## GOAL OF THE EXERCISE
Return the data exactly, with all pictures removed.

====== RECORDS FOR PROCESSING ======

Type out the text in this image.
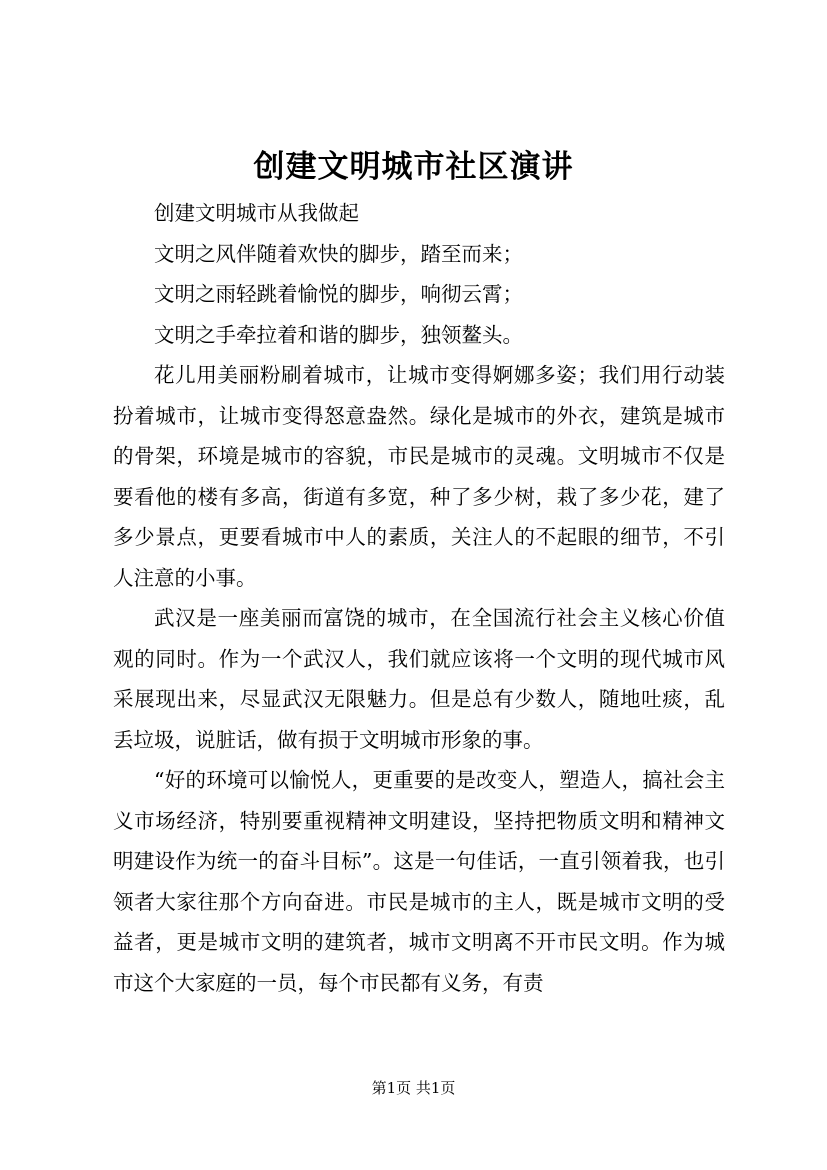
创建文明城市社区演讲

创建文明城市从我做起

文明之风伴随着欢快的脚步，踏至而来；

文明之雨轻跳着愉悦的脚步，响彻云霄；

文明之手牵拉着和谐的脚步，独领鳌头。

花儿用美丽粉刷着城市，让城市变得婀娜多姿；我们用行动装扮着城市，让城市变得怒意盎然。绿化是城市的外衣，建筑是城市的骨架，环境是城市的容貌，市民是城市的灵魂。文明城市不仅是要看他的楼有多高，街道有多宽，种了多少树，栽了多少花，建了多少景点，更要看城市中人的素质，关注人的不起眼的细节，不引人注意的小事。

武汉是一座美丽而富饶的城市，在全国流行社会主义核心价值观的同时。作为一个武汉人，我们就应该将一个文明的现代城市风采展现出来，尽显武汉无限魅力。但是总有少数人，随地吐痰，乱丢垃圾，说脏话，做有损于文明城市形象的事。

“好的环境可以愉悦人，更重要的是改变人，塑造人，搞社会主义市场经济，特别要重视精神文明建设，坚持把物质文明和精神文明建设作为统一的奋斗目标”。这是一句佳话，一直引领着我，也引领者大家往那个方向奋进。市民是城市的主人，既是城市文明的受益者，更是城市文明的建筑者，城市文明离不开市民文明。作为城市这个大家庭的一员，每个市民都有义务，有责

第1页 共1页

======

## EXERCISE OUTPUT
Type out the text in this image.
创建文明城市社区演讲

创建文明城市从我做起

文明之风伴随着欢快的脚步，踏至而来；

文明之雨轻跳着愉悦的脚步，响彻云霄；

文明之手牵拉着和谐的脚步，独领鳌头。

花儿用美丽粉刷着城市，让城市变得婀娜多姿；我们用行动装扮着城市，让城市变得怒意盎然。绿化是城市的外衣，建筑是城市的骨架，环境是城市的容貌，市民是城市的灵魂。文明城市不仅是要看他的楼有多高，街道有多宽，种了多少树，栽了多少花，建了多少景点，更要看城市中人的素质，关注人的不起眼的细节，不引人注意的小事。

武汉是一座美丽而富饶的城市，在全国流行社会主义核心价值观的同时。作为一个武汉人，我们就应该将一个文明的现代城市风采展现出来，尽显武汉无限魅力。但是总有少数人，随地吐痰，乱丢垃圾，说脏话，做有损于文明城市形象的事。

“好的环境可以愉悦人，更重要的是改变人，塑造人，搞社会主义市场经济，特别要重视精神文明建设，坚持把物质文明和精神文明建设作为统一的奋斗目标”。这是一句佳话，一直引领着我，也引领者大家往那个方向奋进。市民是城市的主人，既是城市文明的受益者，更是城市文明的建筑者，城市文明离不开市民文明。作为城市这个大家庭的一员，每个市民都有义务，有责

第1页 共1页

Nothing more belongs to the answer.